* DO THIS *
Give the number of lines that include the string "text", nothing more.

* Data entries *
★ ★ ★ ★ ★ ★ ★
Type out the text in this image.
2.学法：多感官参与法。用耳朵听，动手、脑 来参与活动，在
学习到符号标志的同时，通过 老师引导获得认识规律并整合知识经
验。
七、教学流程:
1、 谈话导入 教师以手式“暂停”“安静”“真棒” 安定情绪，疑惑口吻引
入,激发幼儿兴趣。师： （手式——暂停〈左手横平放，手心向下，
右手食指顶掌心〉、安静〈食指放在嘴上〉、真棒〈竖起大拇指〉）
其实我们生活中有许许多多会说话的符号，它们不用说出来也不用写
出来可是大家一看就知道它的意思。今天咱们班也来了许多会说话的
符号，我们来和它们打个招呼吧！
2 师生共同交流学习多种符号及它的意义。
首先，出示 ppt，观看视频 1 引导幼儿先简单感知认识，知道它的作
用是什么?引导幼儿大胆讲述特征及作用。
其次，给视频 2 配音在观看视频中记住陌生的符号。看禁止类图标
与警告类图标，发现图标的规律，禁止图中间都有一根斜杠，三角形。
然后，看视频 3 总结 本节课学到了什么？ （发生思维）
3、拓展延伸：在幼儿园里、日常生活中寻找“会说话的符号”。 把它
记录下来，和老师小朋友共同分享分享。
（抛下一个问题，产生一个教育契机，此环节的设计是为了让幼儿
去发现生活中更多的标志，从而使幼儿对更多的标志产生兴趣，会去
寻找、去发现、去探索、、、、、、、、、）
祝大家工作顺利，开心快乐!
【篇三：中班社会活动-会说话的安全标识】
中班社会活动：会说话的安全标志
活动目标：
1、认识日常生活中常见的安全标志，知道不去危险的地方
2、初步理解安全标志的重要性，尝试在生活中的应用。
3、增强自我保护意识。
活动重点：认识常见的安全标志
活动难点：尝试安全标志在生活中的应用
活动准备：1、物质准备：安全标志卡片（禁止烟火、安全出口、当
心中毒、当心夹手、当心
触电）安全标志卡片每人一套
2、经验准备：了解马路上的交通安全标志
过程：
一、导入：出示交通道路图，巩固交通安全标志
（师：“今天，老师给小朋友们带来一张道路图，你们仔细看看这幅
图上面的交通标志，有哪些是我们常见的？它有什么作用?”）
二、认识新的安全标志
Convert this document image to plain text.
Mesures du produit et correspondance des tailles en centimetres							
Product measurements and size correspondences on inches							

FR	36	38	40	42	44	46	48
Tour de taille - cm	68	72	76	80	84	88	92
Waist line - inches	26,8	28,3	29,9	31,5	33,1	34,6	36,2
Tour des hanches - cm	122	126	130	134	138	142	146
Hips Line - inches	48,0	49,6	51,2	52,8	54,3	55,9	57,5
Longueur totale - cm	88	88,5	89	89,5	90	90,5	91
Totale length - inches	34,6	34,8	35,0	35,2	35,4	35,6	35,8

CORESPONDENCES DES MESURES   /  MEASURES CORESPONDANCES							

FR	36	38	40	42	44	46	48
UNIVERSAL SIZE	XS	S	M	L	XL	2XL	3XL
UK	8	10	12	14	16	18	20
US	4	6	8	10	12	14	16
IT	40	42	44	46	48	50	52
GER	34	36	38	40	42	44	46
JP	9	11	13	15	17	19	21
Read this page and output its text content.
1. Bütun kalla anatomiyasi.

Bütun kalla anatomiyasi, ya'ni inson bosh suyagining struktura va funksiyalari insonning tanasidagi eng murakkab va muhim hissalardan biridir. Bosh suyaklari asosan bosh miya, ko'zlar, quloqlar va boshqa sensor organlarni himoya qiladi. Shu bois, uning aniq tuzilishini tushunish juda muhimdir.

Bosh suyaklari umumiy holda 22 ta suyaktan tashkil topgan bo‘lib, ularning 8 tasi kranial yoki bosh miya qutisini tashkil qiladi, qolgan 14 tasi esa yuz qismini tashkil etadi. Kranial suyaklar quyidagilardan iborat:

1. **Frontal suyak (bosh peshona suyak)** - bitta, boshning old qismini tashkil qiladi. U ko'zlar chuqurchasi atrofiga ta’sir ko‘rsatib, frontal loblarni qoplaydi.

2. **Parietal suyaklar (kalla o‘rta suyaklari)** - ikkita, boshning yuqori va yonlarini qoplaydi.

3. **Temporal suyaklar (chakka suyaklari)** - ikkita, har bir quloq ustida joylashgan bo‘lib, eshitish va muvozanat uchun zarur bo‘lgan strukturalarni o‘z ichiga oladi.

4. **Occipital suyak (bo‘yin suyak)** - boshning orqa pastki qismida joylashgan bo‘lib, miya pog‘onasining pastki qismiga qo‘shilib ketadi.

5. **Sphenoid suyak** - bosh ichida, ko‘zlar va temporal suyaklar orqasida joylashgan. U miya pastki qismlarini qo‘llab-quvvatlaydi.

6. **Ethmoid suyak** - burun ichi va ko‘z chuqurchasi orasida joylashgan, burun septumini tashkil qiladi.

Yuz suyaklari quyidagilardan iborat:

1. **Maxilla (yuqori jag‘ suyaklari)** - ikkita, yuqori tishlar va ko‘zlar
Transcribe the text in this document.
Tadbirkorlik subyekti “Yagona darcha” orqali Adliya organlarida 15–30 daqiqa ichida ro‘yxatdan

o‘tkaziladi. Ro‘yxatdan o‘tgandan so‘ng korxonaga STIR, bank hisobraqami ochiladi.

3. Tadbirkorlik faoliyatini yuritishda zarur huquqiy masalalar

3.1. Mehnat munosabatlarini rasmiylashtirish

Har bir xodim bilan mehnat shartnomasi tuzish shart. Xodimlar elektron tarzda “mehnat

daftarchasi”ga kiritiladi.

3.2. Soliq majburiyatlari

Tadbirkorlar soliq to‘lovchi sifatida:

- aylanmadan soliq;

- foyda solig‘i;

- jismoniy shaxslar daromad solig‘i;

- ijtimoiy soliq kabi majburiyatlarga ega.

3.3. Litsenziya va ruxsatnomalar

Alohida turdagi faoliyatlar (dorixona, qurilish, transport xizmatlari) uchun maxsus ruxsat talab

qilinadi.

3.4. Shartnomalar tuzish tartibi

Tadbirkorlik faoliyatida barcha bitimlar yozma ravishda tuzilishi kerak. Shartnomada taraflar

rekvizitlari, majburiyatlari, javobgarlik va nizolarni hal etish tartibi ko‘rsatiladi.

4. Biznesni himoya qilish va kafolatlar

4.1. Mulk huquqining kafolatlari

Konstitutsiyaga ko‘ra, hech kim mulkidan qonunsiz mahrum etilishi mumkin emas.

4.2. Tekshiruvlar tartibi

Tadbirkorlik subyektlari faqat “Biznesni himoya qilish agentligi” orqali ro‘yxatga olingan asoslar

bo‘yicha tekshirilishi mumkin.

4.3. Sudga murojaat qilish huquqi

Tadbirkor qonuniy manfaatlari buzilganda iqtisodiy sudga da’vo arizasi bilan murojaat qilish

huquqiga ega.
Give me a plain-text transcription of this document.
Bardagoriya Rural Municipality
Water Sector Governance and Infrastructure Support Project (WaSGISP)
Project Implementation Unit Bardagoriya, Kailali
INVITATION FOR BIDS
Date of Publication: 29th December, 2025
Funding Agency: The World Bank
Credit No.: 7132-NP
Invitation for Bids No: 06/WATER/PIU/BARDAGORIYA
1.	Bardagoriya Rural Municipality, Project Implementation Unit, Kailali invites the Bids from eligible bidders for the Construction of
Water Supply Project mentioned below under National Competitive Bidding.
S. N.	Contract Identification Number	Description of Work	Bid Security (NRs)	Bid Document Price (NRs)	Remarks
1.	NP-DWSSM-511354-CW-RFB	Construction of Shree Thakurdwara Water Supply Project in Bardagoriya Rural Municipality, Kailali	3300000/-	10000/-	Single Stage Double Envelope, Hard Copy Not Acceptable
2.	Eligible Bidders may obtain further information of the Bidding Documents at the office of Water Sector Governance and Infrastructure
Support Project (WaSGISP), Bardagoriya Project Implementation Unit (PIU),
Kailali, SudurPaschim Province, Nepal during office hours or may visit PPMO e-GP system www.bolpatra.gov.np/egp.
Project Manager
★ ★ ★ ★ ★ ★ ★
* TASK RESPONSE *
5